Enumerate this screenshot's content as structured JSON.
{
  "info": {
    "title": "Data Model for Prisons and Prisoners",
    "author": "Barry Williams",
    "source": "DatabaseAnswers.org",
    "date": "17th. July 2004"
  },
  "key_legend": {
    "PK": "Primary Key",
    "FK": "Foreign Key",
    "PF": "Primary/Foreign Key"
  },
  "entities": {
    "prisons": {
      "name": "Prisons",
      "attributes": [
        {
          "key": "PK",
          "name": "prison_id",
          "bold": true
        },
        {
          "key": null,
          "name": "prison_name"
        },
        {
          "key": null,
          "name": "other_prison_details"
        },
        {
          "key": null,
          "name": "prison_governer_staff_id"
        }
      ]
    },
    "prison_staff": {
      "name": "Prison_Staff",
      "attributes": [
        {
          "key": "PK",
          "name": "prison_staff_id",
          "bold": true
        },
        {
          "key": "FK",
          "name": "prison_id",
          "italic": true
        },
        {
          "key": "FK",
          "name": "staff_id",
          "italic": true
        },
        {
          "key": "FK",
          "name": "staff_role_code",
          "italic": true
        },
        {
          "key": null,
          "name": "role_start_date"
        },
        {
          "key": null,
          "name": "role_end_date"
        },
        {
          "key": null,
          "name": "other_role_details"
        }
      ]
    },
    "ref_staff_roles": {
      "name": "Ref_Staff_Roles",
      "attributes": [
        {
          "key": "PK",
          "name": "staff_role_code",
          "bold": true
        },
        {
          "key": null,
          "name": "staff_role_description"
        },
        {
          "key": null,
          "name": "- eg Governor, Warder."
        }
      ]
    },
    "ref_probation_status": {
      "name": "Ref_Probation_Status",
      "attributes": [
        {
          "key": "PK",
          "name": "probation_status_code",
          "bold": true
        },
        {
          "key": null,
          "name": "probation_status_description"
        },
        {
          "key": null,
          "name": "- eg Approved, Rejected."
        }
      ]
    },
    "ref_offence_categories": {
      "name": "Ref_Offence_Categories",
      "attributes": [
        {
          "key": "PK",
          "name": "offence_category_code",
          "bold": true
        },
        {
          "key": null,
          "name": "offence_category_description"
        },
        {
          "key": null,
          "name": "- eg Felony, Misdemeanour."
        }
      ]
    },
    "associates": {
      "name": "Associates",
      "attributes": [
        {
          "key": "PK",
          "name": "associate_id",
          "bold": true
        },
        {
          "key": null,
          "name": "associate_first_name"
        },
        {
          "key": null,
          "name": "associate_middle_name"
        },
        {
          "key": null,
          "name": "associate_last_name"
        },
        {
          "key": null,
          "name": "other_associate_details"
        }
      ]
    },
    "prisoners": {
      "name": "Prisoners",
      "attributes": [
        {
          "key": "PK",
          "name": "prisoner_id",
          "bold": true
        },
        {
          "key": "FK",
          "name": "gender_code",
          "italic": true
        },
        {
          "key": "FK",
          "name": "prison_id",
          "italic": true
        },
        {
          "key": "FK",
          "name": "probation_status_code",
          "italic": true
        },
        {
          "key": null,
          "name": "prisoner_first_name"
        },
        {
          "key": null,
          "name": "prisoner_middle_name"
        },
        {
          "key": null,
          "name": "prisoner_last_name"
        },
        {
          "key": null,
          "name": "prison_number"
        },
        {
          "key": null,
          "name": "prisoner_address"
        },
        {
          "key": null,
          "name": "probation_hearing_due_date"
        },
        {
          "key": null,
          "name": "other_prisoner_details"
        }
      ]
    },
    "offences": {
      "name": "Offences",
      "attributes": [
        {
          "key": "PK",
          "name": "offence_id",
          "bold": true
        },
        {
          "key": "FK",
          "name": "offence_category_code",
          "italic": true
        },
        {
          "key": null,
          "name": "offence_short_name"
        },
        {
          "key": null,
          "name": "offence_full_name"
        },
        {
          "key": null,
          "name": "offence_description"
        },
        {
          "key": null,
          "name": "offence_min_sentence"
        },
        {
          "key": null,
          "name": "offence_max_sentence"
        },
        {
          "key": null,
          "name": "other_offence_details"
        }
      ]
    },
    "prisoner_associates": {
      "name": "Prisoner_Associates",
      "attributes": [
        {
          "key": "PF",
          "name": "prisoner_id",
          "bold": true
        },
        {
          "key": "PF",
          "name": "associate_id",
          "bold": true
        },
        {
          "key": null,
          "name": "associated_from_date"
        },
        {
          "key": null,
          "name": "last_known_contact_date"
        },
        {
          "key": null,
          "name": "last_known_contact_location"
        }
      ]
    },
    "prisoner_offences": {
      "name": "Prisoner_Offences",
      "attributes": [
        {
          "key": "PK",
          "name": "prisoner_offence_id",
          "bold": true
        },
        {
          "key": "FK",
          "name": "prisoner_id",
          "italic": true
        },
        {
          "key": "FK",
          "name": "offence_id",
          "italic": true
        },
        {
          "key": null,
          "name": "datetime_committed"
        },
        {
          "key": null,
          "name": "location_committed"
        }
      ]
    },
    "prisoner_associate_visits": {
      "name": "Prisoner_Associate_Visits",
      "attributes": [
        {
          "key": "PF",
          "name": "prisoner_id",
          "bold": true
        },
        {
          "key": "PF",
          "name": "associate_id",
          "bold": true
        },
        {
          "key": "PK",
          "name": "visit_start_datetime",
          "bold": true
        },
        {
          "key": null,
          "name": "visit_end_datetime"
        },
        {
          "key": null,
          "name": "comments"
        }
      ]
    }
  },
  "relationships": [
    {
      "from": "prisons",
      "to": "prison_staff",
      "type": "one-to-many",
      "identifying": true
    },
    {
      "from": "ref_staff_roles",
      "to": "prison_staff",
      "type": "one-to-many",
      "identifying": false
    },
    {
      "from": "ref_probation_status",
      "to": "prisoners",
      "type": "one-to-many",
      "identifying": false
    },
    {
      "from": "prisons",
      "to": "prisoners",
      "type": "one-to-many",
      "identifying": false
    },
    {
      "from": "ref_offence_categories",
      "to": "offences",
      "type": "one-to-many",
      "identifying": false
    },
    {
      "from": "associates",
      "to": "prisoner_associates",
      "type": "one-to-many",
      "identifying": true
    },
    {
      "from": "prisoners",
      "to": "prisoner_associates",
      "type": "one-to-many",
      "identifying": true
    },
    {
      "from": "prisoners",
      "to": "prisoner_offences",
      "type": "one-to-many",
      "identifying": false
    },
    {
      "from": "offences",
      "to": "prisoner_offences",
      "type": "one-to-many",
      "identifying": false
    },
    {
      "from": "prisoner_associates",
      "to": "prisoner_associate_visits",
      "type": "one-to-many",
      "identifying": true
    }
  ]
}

> **Stated exercise**
Copy every line verbatim.

> **Exercise answer**
Enumerate this screenshot's content as structured JSON.
{
  "info": {
    "title": "Data Model for Prisons and Prisoners",
    "author": "Barry Williams",
    "source": "DatabaseAnswers.org",
    "date": "17th. July 2004"
  },
  "key_legend": {
    "PK": "Primary Key",
    "FK": "Foreign Key",
    "PF": "Primary/Foreign Key"
  },
  "entities": {
    "prisons": {
      "name": "Prisons",
      "attributes": [
        {
          "key": "PK",
          "name": "prison_id",
          "bold": true
        },
        {
          "key": null,
          "name": "prison_name"
        },
        {
          "key": null,
          "name": "other_prison_details"
        },
        {
          "key": null,
          "name": "prison_governer_staff_id"
        }
      ]
    },
    "prison_staff": {
      "name": "Prison_Staff",
      "attributes": [
        {
          "key": "PK",
          "name": "prison_staff_id",
          "bold": true
        },
        {
          "key": "FK",
          "name": "prison_id",
          "italic": true
        },
        {
          "key": "FK",
          "name": "staff_id",
          "italic": true
        },
        {
          "key": "FK",
          "name": "staff_role_code",
          "italic": true
        },
        {
          "key": null,
          "name": "role_start_date"
        },
        {
          "key": null,
          "name": "role_end_date"
        },
        {
          "key": null,
          "name": "other_role_details"
        }
      ]
    },
    "ref_staff_roles": {
      "name": "Ref_Staff_Roles",
      "attributes": [
        {
          "key": "PK",
          "name": "staff_role_code",
          "bold": true
        },
        {
          "key": null,
          "name": "staff_role_description"
        },
        {
          "key": null,
          "name": "- eg Governor, Warder."
        }
      ]
    },
    "ref_probation_status": {
      "name": "Ref_Probation_Status",
      "attributes": [
        {
          "key": "PK",
          "name": "probation_status_code",
          "bold": true
        },
        {
          "key": null,
          "name": "probation_status_description"
        },
        {
          "key": null,
          "name": "- eg Approved, Rejected."
        }
      ]
    },
    "ref_offence_categories": {
      "name": "Ref_Offence_Categories",
      "attributes": [
        {
          "key": "PK",
          "name": "offence_category_code",
          "bold": true
        },
        {
          "key": null,
          "name": "offence_category_description"
        },
        {
          "key": null,
          "name": "- eg Felony, Misdemeanour."
        }
      ]
    },
    "associates": {
      "name": "Associates",
      "attributes": [
        {
          "key": "PK",
          "name": "associate_id",
          "bold": true
        },
        {
          "key": null,
          "name": "associate_first_name"
        },
        {
          "key": null,
          "name": "associate_middle_name"
        },
        {
          "key": null,
          "name": "associate_last_name"
        },
        {
          "key": null,
          "name": "other_associate_details"
        }
      ]
    },
    "prisoners": {
      "name": "Prisoners",
      "attributes": [
        {
          "key": "PK",
          "name": "prisoner_id",
          "bold": true
        },
        {
          "key": "FK",
          "name": "gender_code",
          "italic": true
        },
        {
          "key": "FK",
          "name": "prison_id",
          "italic": true
        },
        {
          "key": "FK",
          "name": "probation_status_code",
          "italic": true
        },
        {
          "key": null,
          "name": "prisoner_first_name"
        },
        {
          "key": null,
          "name": "prisoner_middle_name"
        },
        {
          "key": null,
          "name": "prisoner_last_name"
        },
        {
          "key": null,
          "name": "prison_number"
        },
        {
          "key": null,
          "name": "prisoner_address"
        },
        {
          "key": null,
          "name": "probation_hearing_due_date"
        },
        {
          "key": null,
          "name": "other_prisoner_details"
        }
      ]
    },
    "offences": {
      "name": "Offences",
      "attributes": [
        {
          "key": "PK",
          "name": "offence_id",
          "bold": true
        },
        {
          "key": "FK",
          "name": "offence_category_code",
          "italic": true
        },
        {
          "key": null,
          "name": "offence_short_name"
        },
        {
          "key": null,
          "name": "offence_full_name"
        },
        {
          "key": null,
          "name": "offence_description"
        },
        {
          "key": null,
          "name": "offence_min_sentence"
        },
        {
          "key": null,
          "name": "offence_max_sentence"
        },
        {
          "key": null,
          "name": "other_offence_details"
        }
      ]
    },
    "prisoner_associates": {
      "name": "Prisoner_Associates",
      "attributes": [
        {
          "key": "PF",
          "name": "prisoner_id",
          "bold": true
        },
        {
          "key": "PF",
          "name": "associate_id",
          "bold": true
        },
        {
          "key": null,
          "name": "associated_from_date"
        },
        {
          "key": null,
          "name": "last_known_contact_date"
        },
        {
          "key": null,
          "name": "last_known_contact_location"
        }
      ]
    },
    "prisoner_offences": {
      "name": "Prisoner_Offences",
      "attributes": [
        {
          "key": "PK",
          "name": "prisoner_offence_id",
          "bold": true
        },
        {
          "key": "FK",
          "name": "prisoner_id",
          "italic": true
        },
        {
          "key": "FK",
          "name": "offence_id",
          "italic": true
        },
        {
          "key": null,
          "name": "datetime_committed"
        },
        {
          "key": null,
          "name": "location_committed"
        }
      ]
    },
    "prisoner_associate_visits": {
      "name": "Prisoner_Associate_Visits",
      "attributes": [
        {
          "key": "PF",
          "name": "prisoner_id",
          "bold": true
        },
        {
          "key": "PF",
          "name": "associate_id",
          "bold": true
        },
        {
          "key": "PK",
          "name": "visit_start_datetime",
          "bold": true
        },
        {
          "key": null,
          "name": "visit_end_datetime"
        },
        {
          "key": null,
          "name": "comments"
        }
      ]
    }
  },
  "relationships": [
    {
      "from": "prisons",
      "to": "prison_staff",
      "type": "one-to-many",
      "identifying": true
    },
    {
      "from": "ref_staff_roles",
      "to": "prison_staff",
      "type": "one-to-many",
      "identifying": false
    },
    {
      "from": "ref_probation_status",
      "to": "prisoners",
      "type": "one-to-many",
      "identifying": false
    },
    {
      "from": "prisons",
      "to": "prisoners",
      "type": "one-to-many",
      "identifying": false
    },
    {
      "from": "ref_offence_categories",
      "to": "offences",
      "type": "one-to-many",
      "identifying": false
    },
    {
      "from": "associates",
      "to": "prisoner_associates",
      "type": "one-to-many",
      "identifying": true
    },
    {
      "from": "prisoners",
      "to": "prisoner_associates",
      "type": "one-to-many",
      "identifying": true
    },
    {
      "from": "prisoners",
      "to": "prisoner_offences",
      "type": "one-to-many",
      "identifying": false
    },
    {
      "from": "offences",
      "to": "prisoner_offences",
      "type": "one-to-many",
      "identifying": false
    },
    {
      "from": "prisoner_associates",
      "to": "prisoner_associate_visits",
      "type": "one-to-many",
      "identifying": true
    }
  ]
}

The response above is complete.